*CHALLENGE*
Your task is to print all of the data word for word.
■ ■ ■ ■ ■ ■ ■
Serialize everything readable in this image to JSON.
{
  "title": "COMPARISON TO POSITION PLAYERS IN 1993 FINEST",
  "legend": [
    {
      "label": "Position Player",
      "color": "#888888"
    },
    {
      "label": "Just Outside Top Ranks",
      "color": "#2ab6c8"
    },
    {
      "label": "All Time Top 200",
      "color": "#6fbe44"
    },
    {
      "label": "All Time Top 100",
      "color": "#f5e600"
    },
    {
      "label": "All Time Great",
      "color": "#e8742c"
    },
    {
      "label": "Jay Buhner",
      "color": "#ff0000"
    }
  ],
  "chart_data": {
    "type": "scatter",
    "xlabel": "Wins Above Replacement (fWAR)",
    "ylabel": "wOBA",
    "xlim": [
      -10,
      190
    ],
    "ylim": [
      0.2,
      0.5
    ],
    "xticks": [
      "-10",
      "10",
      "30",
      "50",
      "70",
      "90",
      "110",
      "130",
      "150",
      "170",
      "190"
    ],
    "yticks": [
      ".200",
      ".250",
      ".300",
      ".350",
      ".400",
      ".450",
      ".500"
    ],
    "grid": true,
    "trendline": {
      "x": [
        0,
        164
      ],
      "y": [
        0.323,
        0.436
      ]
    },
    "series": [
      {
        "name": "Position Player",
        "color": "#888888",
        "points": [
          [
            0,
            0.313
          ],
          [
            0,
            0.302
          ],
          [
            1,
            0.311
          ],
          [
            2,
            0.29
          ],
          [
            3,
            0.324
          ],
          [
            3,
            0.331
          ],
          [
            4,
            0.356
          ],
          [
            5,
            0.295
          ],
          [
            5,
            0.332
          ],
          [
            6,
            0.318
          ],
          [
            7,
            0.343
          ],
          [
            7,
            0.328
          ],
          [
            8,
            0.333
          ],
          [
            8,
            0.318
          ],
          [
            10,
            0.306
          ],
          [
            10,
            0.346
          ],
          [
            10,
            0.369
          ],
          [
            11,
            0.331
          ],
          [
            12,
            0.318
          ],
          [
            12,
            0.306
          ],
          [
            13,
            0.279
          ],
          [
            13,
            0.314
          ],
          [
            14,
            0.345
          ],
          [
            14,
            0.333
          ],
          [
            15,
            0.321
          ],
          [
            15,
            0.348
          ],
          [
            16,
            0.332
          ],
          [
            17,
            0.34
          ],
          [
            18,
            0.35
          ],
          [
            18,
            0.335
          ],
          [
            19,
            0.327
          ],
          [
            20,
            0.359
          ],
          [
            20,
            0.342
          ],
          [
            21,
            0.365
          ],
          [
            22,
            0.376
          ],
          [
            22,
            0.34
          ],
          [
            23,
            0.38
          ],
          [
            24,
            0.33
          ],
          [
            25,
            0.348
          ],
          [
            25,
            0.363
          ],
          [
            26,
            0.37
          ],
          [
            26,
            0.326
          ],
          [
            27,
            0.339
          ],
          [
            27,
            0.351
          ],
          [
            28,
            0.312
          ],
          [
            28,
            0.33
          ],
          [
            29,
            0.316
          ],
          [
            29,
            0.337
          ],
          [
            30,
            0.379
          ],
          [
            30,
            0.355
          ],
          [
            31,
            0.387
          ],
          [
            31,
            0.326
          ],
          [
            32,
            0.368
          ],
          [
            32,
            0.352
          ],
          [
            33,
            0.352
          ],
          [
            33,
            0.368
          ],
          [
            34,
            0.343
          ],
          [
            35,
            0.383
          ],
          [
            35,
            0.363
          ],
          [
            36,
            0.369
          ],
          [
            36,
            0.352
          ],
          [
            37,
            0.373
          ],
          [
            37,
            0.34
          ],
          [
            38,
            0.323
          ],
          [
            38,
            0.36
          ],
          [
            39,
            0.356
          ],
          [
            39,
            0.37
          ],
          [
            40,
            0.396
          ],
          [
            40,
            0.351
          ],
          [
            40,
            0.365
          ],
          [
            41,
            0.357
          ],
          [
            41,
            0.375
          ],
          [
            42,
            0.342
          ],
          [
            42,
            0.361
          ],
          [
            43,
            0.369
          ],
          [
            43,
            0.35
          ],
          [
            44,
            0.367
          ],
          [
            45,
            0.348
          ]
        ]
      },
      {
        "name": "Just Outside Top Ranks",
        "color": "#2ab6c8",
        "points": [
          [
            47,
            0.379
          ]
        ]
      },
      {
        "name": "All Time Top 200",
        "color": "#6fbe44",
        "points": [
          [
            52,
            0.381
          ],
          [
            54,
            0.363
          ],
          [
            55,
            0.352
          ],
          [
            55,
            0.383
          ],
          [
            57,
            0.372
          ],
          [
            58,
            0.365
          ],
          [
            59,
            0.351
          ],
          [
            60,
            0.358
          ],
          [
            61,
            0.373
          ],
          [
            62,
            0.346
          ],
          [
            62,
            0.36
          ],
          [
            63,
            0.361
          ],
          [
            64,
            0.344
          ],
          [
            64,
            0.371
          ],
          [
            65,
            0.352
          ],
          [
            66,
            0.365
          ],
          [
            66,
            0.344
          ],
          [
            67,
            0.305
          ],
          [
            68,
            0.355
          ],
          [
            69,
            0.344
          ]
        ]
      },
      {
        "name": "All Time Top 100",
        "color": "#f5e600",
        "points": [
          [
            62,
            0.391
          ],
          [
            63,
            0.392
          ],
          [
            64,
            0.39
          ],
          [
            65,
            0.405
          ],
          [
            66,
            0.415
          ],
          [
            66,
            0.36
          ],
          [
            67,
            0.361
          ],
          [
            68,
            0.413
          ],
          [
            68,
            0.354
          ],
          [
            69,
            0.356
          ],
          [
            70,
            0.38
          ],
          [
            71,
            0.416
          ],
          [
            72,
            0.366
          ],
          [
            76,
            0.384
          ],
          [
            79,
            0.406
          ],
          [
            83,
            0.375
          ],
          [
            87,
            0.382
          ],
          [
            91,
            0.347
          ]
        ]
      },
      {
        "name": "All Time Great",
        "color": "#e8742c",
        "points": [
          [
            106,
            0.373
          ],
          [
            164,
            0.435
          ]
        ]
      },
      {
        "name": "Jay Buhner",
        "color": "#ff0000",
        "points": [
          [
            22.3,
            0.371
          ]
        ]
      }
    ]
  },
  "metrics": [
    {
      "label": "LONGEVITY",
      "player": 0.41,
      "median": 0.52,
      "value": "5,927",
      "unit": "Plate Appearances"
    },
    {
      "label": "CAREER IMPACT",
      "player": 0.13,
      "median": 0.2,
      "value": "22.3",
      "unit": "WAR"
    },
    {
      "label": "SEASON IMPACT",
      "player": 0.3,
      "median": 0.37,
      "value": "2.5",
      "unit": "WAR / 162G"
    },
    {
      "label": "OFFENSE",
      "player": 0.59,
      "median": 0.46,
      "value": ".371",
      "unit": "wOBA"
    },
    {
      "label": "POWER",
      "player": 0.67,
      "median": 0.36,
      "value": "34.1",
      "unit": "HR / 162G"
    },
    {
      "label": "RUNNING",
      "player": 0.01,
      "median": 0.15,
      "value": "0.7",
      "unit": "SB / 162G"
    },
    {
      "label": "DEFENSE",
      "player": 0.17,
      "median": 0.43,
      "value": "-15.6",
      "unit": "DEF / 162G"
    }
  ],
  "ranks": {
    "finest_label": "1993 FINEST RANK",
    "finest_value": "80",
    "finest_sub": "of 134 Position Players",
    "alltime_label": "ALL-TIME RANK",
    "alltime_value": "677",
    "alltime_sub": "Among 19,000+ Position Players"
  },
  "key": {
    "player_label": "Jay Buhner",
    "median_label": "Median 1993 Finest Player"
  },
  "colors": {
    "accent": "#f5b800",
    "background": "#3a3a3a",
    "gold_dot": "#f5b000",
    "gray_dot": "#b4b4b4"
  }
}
■ ■ ■ ■ ■ ■ ■
*ANSWER FOR THE TASK*
Serialize everything readable in this image to JSON.
{
  "title": "COMPARISON TO POSITION PLAYERS IN 1993 FINEST",
  "legend": [
    {
      "label": "Position Player",
      "color": "#888888"
    },
    {
      "label": "Just Outside Top Ranks",
      "color": "#2ab6c8"
    },
    {
      "label": "All Time Top 200",
      "color": "#6fbe44"
    },
    {
      "label": "All Time Top 100",
      "color": "#f5e600"
    },
    {
      "label": "All Time Great",
      "color": "#e8742c"
    },
    {
      "label": "Jay Buhner",
      "color": "#ff0000"
    }
  ],
  "chart_data": {
    "type": "scatter",
    "xlabel": "Wins Above Replacement (fWAR)",
    "ylabel": "wOBA",
    "xlim": [
      -10,
      190
    ],
    "ylim": [
      0.2,
      0.5
    ],
    "xticks": [
      "-10",
      "10",
      "30",
      "50",
      "70",
      "90",
      "110",
      "130",
      "150",
      "170",
      "190"
    ],
    "yticks": [
      ".200",
      ".250",
      ".300",
      ".350",
      ".400",
      ".450",
      ".500"
    ],
    "grid": true,
    "trendline": {
      "x": [
        0,
        164
      ],
      "y": [
        0.323,
        0.436
      ]
    },
    "series": [
      {
        "name": "Position Player",
        "color": "#888888",
        "points": [
          [
            0,
            0.313
          ],
          [
            0,
            0.302
          ],
          [
            1,
            0.311
          ],
          [
            2,
            0.29
          ],
          [
            3,
            0.324
          ],
          [
            3,
            0.331
          ],
          [
            4,
            0.356
          ],
          [
            5,
            0.295
          ],
          [
            5,
            0.332
          ],
          [
            6,
            0.318
          ],
          [
            7,
            0.343
          ],
          [
            7,
            0.328
          ],
          [
            8,
            0.333
          ],
          [
            8,
            0.318
          ],
          [
            10,
            0.306
          ],
          [
            10,
            0.346
          ],
          [
            10,
            0.369
          ],
          [
            11,
            0.331
          ],
          [
            12,
            0.318
          ],
          [
            12,
            0.306
          ],
          [
            13,
            0.279
          ],
          [
            13,
            0.314
          ],
          [
            14,
            0.345
          ],
          [
            14,
            0.333
          ],
          [
            15,
            0.321
          ],
          [
            15,
            0.348
          ],
          [
            16,
            0.332
          ],
          [
            17,
            0.34
          ],
          [
            18,
            0.35
          ],
          [
            18,
            0.335
          ],
          [
            19,
            0.327
          ],
          [
            20,
            0.359
          ],
          [
            20,
            0.342
          ],
          [
            21,
            0.365
          ],
          [
            22,
            0.376
          ],
          [
            22,
            0.34
          ],
          [
            23,
            0.38
          ],
          [
            24,
            0.33
          ],
          [
            25,
            0.348
          ],
          [
            25,
            0.363
          ],
          [
            26,
            0.37
          ],
          [
            26,
            0.326
          ],
          [
            27,
            0.339
          ],
          [
            27,
            0.351
          ],
          [
            28,
            0.312
          ],
          [
            28,
            0.33
          ],
          [
            29,
            0.316
          ],
          [
            29,
            0.337
          ],
          [
            30,
            0.379
          ],
          [
            30,
            0.355
          ],
          [
            31,
            0.387
          ],
          [
            31,
            0.326
          ],
          [
            32,
            0.368
          ],
          [
            32,
            0.352
          ],
          [
            33,
            0.352
          ],
          [
            33,
            0.368
          ],
          [
            34,
            0.343
          ],
          [
            35,
            0.383
          ],
          [
            35,
            0.363
          ],
          [
            36,
            0.369
          ],
          [
            36,
            0.352
          ],
          [
            37,
            0.373
          ],
          [
            37,
            0.34
          ],
          [
            38,
            0.323
          ],
          [
            38,
            0.36
          ],
          [
            39,
            0.356
          ],
          [
            39,
            0.37
          ],
          [
            40,
            0.396
          ],
          [
            40,
            0.351
          ],
          [
            40,
            0.365
          ],
          [
            41,
            0.357
          ],
          [
            41,
            0.375
          ],
          [
            42,
            0.342
          ],
          [
            42,
            0.361
          ],
          [
            43,
            0.369
          ],
          [
            43,
            0.35
          ],
          [
            44,
            0.367
          ],
          [
            45,
            0.348
          ]
        ]
      },
      {
        "name": "Just Outside Top Ranks",
        "color": "#2ab6c8",
        "points": [
          [
            47,
            0.379
          ]
        ]
      },
      {
        "name": "All Time Top 200",
        "color": "#6fbe44",
        "points": [
          [
            52,
            0.381
          ],
          [
            54,
            0.363
          ],
          [
            55,
            0.352
          ],
          [
            55,
            0.383
          ],
          [
            57,
            0.372
          ],
          [
            58,
            0.365
          ],
          [
            59,
            0.351
          ],
          [
            60,
            0.358
          ],
          [
            61,
            0.373
          ],
          [
            62,
            0.346
          ],
          [
            62,
            0.36
          ],
          [
            63,
            0.361
          ],
          [
            64,
            0.344
          ],
          [
            64,
            0.371
          ],
          [
            65,
            0.352
          ],
          [
            66,
            0.365
          ],
          [
            66,
            0.344
          ],
          [
            67,
            0.305
          ],
          [
            68,
            0.355
          ],
          [
            69,
            0.344
          ]
        ]
      },
      {
        "name": "All Time Top 100",
        "color": "#f5e600",
        "points": [
          [
            62,
            0.391
          ],
          [
            63,
            0.392
          ],
          [
            64,
            0.39
          ],
          [
            65,
            0.405
          ],
          [
            66,
            0.415
          ],
          [
            66,
            0.36
          ],
          [
            67,
            0.361
          ],
          [
            68,
            0.413
          ],
          [
            68,
            0.354
          ],
          [
            69,
            0.356
          ],
          [
            70,
            0.38
          ],
          [
            71,
            0.416
          ],
          [
            72,
            0.366
          ],
          [
            76,
            0.384
          ],
          [
            79,
            0.406
          ],
          [
            83,
            0.375
          ],
          [
            87,
            0.382
          ],
          [
            91,
            0.347
          ]
        ]
      },
      {
        "name": "All Time Great",
        "color": "#e8742c",
        "points": [
          [
            106,
            0.373
          ],
          [
            164,
            0.435
          ]
        ]
      },
      {
        "name": "Jay Buhner",
        "color": "#ff0000",
        "points": [
          [
            22.3,
            0.371
          ]
        ]
      }
    ]
  },
  "metrics": [
    {
      "label": "LONGEVITY",
      "player": 0.41,
      "median": 0.52,
      "value": "5,927",
      "unit": "Plate Appearances"
    },
    {
      "label": "CAREER IMPACT",
      "player": 0.13,
      "median": 0.2,
      "value": "22.3",
      "unit": "WAR"
    },
    {
      "label": "SEASON IMPACT",
      "player": 0.3,
      "median": 0.37,
      "value": "2.5",
      "unit": "WAR / 162G"
    },
    {
      "label": "OFFENSE",
      "player": 0.59,
      "median": 0.46,
      "value": ".371",
      "unit": "wOBA"
    },
    {
      "label": "POWER",
      "player": 0.67,
      "median": 0.36,
      "value": "34.1",
      "unit": "HR / 162G"
    },
    {
      "label": "RUNNING",
      "player": 0.01,
      "median": 0.15,
      "value": "0.7",
      "unit": "SB / 162G"
    },
    {
      "label": "DEFENSE",
      "player": 0.17,
      "median": 0.43,
      "value": "-15.6",
      "unit": "DEF / 162G"
    }
  ],
  "ranks": {
    "finest_label": "1993 FINEST RANK",
    "finest_value": "80",
    "finest_sub": "of 134 Position Players",
    "alltime_label": "ALL-TIME RANK",
    "alltime_value": "677",
    "alltime_sub": "Among 19,000+ Position Players"
  },
  "key": {
    "player_label": "Jay Buhner",
    "median_label": "Median 1993 Finest Player"
  },
  "colors": {
    "accent": "#f5b800",
    "background": "#3a3a3a",
    "gold_dot": "#f5b000",
    "gray_dot": "#b4b4b4"
  }
}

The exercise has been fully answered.